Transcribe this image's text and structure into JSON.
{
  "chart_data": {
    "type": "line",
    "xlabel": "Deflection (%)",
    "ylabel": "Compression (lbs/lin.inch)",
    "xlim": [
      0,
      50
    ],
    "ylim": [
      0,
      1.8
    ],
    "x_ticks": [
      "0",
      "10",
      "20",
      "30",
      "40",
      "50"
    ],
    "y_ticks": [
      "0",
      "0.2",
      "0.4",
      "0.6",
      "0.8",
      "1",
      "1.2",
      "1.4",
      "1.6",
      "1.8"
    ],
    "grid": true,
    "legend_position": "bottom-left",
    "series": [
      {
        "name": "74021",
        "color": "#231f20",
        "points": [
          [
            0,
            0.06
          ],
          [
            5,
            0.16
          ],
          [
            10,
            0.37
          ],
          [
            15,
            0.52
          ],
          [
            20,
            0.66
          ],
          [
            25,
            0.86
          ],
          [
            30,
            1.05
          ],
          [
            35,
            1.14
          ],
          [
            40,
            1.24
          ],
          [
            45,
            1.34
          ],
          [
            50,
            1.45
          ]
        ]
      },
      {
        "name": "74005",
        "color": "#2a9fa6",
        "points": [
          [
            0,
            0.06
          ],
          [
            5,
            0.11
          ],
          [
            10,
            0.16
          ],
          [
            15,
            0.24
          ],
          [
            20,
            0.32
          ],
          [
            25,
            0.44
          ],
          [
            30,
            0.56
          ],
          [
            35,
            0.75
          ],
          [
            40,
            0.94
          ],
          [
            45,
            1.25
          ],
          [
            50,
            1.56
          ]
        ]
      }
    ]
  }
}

· · ·

◆ What this task involves: Return the full listing, character for character.

◆ Written response:
Transcribe this image's text and structure into JSON.
{
  "chart_data": {
    "type": "line",
    "xlabel": "Deflection (%)",
    "ylabel": "Compression (lbs/lin.inch)",
    "xlim": [
      0,
      50
    ],
    "ylim": [
      0,
      1.8
    ],
    "x_ticks": [
      "0",
      "10",
      "20",
      "30",
      "40",
      "50"
    ],
    "y_ticks": [
      "0",
      "0.2",
      "0.4",
      "0.6",
      "0.8",
      "1",
      "1.2",
      "1.4",
      "1.6",
      "1.8"
    ],
    "grid": true,
    "legend_position": "bottom-left",
    "series": [
      {
        "name": "74021",
        "color": "#231f20",
        "points": [
          [
            0,
            0.06
          ],
          [
            5,
            0.16
          ],
          [
            10,
            0.37
          ],
          [
            15,
            0.52
          ],
          [
            20,
            0.66
          ],
          [
            25,
            0.86
          ],
          [
            30,
            1.05
          ],
          [
            35,
            1.14
          ],
          [
            40,
            1.24
          ],
          [
            45,
            1.34
          ],
          [
            50,
            1.45
          ]
        ]
      },
      {
        "name": "74005",
        "color": "#2a9fa6",
        "points": [
          [
            0,
            0.06
          ],
          [
            5,
            0.11
          ],
          [
            10,
            0.16
          ],
          [
            15,
            0.24
          ],
          [
            20,
            0.32
          ],
          [
            25,
            0.44
          ],
          [
            30,
            0.56
          ],
          [
            35,
            0.75
          ],
          [
            40,
            0.94
          ],
          [
            45,
            1.25
          ],
          [
            50,
            1.56
          ]
        ]
      }
    ]
  }
}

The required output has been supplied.